What the task asks -
Each line containing the word "milliers" must be collected.

Records provided -

____

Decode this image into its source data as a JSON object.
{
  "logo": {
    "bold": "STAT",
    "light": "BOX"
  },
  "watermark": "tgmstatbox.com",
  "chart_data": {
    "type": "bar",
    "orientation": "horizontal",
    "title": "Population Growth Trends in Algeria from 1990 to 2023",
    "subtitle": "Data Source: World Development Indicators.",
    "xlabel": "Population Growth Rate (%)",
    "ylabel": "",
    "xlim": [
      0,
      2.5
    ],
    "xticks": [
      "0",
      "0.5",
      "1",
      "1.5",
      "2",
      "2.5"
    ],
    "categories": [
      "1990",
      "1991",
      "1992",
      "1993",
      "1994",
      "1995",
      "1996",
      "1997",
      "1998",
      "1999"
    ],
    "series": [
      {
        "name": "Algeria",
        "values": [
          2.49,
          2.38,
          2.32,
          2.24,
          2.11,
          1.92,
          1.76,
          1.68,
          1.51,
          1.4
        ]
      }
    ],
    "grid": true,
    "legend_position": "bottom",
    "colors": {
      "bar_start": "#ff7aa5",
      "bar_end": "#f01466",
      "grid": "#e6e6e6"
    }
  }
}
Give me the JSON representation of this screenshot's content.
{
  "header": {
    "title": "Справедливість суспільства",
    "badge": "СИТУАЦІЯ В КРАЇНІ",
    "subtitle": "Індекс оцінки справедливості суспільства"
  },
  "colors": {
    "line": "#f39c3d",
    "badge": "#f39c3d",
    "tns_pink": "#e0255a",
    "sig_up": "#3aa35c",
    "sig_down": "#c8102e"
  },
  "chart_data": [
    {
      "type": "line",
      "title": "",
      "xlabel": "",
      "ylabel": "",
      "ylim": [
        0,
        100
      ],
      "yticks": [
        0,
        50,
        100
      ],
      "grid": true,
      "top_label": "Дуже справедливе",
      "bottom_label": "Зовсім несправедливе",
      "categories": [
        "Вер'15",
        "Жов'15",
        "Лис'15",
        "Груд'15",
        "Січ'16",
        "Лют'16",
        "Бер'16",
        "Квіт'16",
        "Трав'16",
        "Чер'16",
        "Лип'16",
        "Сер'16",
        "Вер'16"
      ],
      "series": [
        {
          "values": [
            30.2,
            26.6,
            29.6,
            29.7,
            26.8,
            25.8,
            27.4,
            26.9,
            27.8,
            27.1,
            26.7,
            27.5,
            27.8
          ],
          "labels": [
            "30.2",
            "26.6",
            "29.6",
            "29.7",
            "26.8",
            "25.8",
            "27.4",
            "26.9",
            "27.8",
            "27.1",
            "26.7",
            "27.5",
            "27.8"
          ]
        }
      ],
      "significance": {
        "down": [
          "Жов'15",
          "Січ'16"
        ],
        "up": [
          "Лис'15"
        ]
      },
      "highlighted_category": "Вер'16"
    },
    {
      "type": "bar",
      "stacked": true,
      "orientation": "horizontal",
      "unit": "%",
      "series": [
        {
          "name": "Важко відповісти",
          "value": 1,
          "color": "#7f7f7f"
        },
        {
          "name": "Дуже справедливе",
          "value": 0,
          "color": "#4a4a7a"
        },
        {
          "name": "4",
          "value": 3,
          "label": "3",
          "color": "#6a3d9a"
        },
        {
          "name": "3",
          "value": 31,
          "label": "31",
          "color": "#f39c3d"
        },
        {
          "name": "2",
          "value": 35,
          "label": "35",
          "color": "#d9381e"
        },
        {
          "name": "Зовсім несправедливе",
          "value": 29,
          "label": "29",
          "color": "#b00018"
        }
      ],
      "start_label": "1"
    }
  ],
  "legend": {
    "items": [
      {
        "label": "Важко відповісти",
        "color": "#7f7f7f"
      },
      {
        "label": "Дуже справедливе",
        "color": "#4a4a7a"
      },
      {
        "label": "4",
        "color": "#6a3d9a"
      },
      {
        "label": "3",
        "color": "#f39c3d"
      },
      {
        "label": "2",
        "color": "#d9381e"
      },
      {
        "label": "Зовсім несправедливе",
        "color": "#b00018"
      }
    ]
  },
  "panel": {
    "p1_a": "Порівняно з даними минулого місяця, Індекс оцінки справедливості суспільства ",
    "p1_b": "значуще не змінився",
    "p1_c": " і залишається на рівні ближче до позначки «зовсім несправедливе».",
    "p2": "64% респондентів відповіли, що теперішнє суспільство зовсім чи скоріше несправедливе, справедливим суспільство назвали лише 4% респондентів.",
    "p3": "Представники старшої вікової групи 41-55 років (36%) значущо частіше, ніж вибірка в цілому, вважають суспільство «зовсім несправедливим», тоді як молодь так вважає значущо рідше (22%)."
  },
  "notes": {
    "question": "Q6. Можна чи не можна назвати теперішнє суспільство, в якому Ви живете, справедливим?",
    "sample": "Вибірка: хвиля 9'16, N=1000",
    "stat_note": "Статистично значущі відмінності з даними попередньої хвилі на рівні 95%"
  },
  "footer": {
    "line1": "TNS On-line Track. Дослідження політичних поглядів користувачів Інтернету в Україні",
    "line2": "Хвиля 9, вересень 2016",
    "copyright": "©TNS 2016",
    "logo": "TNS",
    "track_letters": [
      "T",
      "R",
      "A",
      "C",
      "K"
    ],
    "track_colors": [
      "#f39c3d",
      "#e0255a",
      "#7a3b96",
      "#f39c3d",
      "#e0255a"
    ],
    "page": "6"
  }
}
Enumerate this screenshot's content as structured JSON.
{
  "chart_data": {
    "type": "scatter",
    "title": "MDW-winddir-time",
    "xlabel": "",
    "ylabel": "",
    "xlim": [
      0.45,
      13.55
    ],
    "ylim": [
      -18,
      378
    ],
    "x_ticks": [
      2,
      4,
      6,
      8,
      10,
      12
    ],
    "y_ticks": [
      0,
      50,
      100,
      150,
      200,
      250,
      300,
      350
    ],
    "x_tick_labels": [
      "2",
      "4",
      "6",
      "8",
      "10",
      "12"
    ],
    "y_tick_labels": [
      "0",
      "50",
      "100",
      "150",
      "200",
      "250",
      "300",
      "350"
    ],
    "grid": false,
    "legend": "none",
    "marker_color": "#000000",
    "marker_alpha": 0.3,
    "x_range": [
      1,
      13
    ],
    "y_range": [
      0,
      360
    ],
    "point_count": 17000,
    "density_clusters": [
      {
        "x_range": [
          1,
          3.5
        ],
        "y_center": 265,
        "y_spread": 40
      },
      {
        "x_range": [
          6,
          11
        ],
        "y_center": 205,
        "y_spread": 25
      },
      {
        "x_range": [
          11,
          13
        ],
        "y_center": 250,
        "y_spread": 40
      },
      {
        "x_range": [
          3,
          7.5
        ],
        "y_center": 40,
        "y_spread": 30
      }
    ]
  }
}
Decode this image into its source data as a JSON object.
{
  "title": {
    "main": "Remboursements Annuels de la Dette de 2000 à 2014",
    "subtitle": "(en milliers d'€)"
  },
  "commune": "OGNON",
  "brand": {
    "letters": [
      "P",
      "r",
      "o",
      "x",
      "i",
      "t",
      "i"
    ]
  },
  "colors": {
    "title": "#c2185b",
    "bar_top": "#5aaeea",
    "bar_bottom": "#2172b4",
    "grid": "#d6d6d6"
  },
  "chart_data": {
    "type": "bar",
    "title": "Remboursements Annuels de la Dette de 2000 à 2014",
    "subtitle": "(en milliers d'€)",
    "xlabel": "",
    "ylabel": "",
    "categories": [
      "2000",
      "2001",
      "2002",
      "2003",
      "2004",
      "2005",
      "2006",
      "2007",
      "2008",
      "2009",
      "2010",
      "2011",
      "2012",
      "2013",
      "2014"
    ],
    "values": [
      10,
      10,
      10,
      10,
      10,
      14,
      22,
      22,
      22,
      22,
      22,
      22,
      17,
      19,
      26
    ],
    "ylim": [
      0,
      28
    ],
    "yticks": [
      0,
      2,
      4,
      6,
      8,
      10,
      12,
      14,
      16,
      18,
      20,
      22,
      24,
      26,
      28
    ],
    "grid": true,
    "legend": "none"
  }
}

____

Result -
    "subtitle": "(en milliers d'€)"
    "subtitle": "(en milliers d'€)",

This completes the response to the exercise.